[START]
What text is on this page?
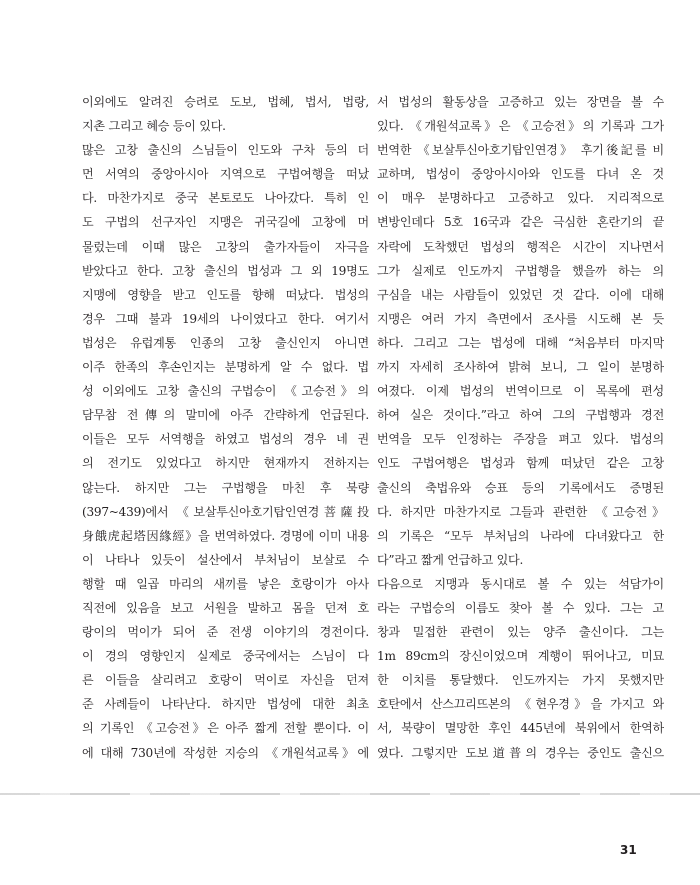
이외에도 알려진 승려로 도보, 법혜, 법서, 법랑,
지촌 그리고 혜승 등이 있다.
많은 고창 출신의 스님들이 인도와 구차 등의 더
먼 서역의 중앙아시아 지역으로 구법여행을 떠났
다. 마찬가지로 중국 본토로도 나아갔다. 특히 인
도 구법의 선구자인 지맹은 귀국길에 고창에 머
물렀는데 이때 많은 고창의 출가자들이 자극을
받았다고 한다. 고창 출신의 법성과 그 외 19명도
지맹에 영향을 받고 인도를 향해 떠났다. 법성의
경우 그때 불과 19세의 나이였다고 한다. 여기서
법성은 유럽계통 인종의 고창 출신인지 아니면
이주 한족의 후손인지는 분명하게 알 수 없다. 법
성 이외에도 고창 출신의 구법승이 《고승전》의
담무참 전傳의 말미에 아주 간략하게 언급된다.
이들은 모두 서역행을 하였고 법성의 경우 네 권
의 전기도 있었다고 하지만 현재까지 전하지는
않는다. 하지만 그는 구법행을 마친 후 북량
(397~439)에서 《보살투신아호기탑인연경菩薩投
身餓虎起塔因緣經》을 번역하였다. 경명에 이미 내용
이 나타나 있듯이 설산에서 부처님이 보살로 수
행할 때 일곱 마리의 새끼를 낳은 호랑이가 아사
직전에 있음을 보고 서원을 발하고 몸을 던져 호
랑이의 먹이가 되어 준 전생 이야기의 경전이다.
이 경의 영향인지 실제로 중국에서는 스님이 다
른 이들을 살리려고 호랑이 먹이로 자신을 던져
준 사례들이 나타난다. 하지만 법성에 대한 최초
의 기록인 《고승전》은 아주 짧게 전할 뿐이다. 이
에 대해 730년에 작성한 지승의 《개원석교록》에
서 법성의 활동상을 고증하고 있는 장면을 볼 수
있다. 《개원석교록》은 《고승전》의 기록과 그가
번역한 《보살투신아호기탑인연경》 후기後記를 비
교하며, 법성이 중앙아시아와 인도를 다녀 온 것
이 매우 분명하다고 고증하고 있다. 지리적으로
변방인데다 5호 16국과 같은 극심한 혼란기의 끝
자락에 도착했던 법성의 행적은 시간이 지나면서
그가 실제로 인도까지 구법행을 했을까 하는 의
구심을 내는 사람들이 있었던 것 같다. 이에 대해
지맹은 여러 가지 측면에서 조사를 시도해 본 듯
하다. 그리고 그는 법성에 대해 “처음부터 마지막
까지 자세히 조사하여 밝혀 보니, 그 일이 분명하
여졌다. 이제 법성의 번역이므로 이 목록에 편성
하여 실은 것이다.”라고 하여 그의 구법행과 경전
번역을 모두 인정하는 주장을 펴고 있다. 법성의
인도 구법여행은 법성과 함께 떠났던 같은 고창
출신의 축법유와 승표 등의 기록에서도 증명된
다. 하지만 마찬가지로 그들과 관련한 《고승전》
의 기록은 “모두 부처님의 나라에 다녀왔다고 한
다”라고 짧게 언급하고 있다.
다음으로 지맹과 동시대로 볼 수 있는 석담가이
라는 구법승의 이름도 찾아 볼 수 있다. 그는 고
창과 밀접한 관련이 있는 양주 출신이다. 그는
1m 89cm의 장신이었으며 계행이 뛰어나고, 미묘
한 이치를 통달했다. 인도까지는 가지 못했지만
호탄에서 산스끄리뜨본의 《현우경》을 가지고 와
서, 북량이 멸망한 후인 445년에 북위에서 한역하
였다. 그렇지만 도보道普의 경우는 중인도 출신으
31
[END]
From the records, copy every line that has the string "마찬가지로" in it.

(Full output)
다. 마찬가지로 중국 본토로도 나아갔다. 특히 인
다. 하지만 마찬가지로 그들과 관련한 《고승전》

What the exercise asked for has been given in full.